- **EXERCISE DETAILS**
Take the entries below and print all of them exactly, please.

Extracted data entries
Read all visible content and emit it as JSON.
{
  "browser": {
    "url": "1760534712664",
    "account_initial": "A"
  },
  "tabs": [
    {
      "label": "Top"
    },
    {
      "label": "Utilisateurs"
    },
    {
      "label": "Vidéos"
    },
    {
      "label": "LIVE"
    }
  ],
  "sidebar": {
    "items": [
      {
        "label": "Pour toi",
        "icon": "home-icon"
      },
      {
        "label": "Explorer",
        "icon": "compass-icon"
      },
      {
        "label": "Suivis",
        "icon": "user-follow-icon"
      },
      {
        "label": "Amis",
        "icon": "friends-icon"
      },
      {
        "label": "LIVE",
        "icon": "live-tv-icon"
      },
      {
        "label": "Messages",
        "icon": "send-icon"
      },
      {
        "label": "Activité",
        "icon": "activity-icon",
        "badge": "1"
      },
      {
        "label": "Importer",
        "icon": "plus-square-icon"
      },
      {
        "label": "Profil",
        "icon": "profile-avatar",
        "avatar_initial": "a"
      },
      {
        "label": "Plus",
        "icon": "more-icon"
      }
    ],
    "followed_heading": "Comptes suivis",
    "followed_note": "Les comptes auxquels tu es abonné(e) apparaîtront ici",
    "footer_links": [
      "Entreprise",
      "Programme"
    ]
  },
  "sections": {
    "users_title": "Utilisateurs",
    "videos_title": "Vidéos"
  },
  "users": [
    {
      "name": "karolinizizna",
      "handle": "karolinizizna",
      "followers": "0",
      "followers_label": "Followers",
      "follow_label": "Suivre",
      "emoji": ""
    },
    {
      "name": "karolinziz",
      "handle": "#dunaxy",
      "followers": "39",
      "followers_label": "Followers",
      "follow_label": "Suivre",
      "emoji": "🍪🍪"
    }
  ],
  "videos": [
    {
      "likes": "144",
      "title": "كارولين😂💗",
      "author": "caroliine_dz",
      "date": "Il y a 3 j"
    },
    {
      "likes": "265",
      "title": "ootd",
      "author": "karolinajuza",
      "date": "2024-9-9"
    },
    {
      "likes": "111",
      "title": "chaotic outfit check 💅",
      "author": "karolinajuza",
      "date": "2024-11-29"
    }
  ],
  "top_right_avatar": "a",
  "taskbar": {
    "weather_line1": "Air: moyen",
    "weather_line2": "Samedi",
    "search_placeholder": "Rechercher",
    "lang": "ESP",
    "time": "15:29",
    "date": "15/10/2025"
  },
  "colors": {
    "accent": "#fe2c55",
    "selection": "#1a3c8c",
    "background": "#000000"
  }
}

- **SOLUTION**
Read all visible content and emit it as JSON.
{
  "browser": {
    "url": "1760534712664",
    "account_initial": "A"
  },
  "tabs": [
    {
      "label": "Top"
    },
    {
      "label": "Utilisateurs"
    },
    {
      "label": "Vidéos"
    },
    {
      "label": "LIVE"
    }
  ],
  "sidebar": {
    "items": [
      {
        "label": "Pour toi",
        "icon": "home-icon"
      },
      {
        "label": "Explorer",
        "icon": "compass-icon"
      },
      {
        "label": "Suivis",
        "icon": "user-follow-icon"
      },
      {
        "label": "Amis",
        "icon": "friends-icon"
      },
      {
        "label": "LIVE",
        "icon": "live-tv-icon"
      },
      {
        "label": "Messages",
        "icon": "send-icon"
      },
      {
        "label": "Activité",
        "icon": "activity-icon",
        "badge": "1"
      },
      {
        "label": "Importer",
        "icon": "plus-square-icon"
      },
      {
        "label": "Profil",
        "icon": "profile-avatar",
        "avatar_initial": "a"
      },
      {
        "label": "Plus",
        "icon": "more-icon"
      }
    ],
    "followed_heading": "Comptes suivis",
    "followed_note": "Les comptes auxquels tu es abonné(e) apparaîtront ici",
    "footer_links": [
      "Entreprise",
      "Programme"
    ]
  },
  "sections": {
    "users_title": "Utilisateurs",
    "videos_title": "Vidéos"
  },
  "users": [
    {
      "name": "karolinizizna",
      "handle": "karolinizizna",
      "followers": "0",
      "followers_label": "Followers",
      "follow_label": "Suivre",
      "emoji": ""
    },
    {
      "name": "karolinziz",
      "handle": "#dunaxy",
      "followers": "39",
      "followers_label": "Followers",
      "follow_label": "Suivre",
      "emoji": "🍪🍪"
    }
  ],
  "videos": [
    {
      "likes": "144",
      "title": "كارولين😂💗",
      "author": "caroliine_dz",
      "date": "Il y a 3 j"
    },
    {
      "likes": "265",
      "title": "ootd",
      "author": "karolinajuza",
      "date": "2024-9-9"
    },
    {
      "likes": "111",
      "title": "chaotic outfit check 💅",
      "author": "karolinajuza",
      "date": "2024-11-29"
    }
  ],
  "top_right_avatar": "a",
  "taskbar": {
    "weather_line1": "Air: moyen",
    "weather_line2": "Samedi",
    "search_placeholder": "Rechercher",
    "lang": "ESP",
    "time": "15:29",
    "date": "15/10/2025"
  },
  "colors": {
    "accent": "#fe2c55",
    "selection": "#1a3c8c",
    "background": "#000000"
  }
}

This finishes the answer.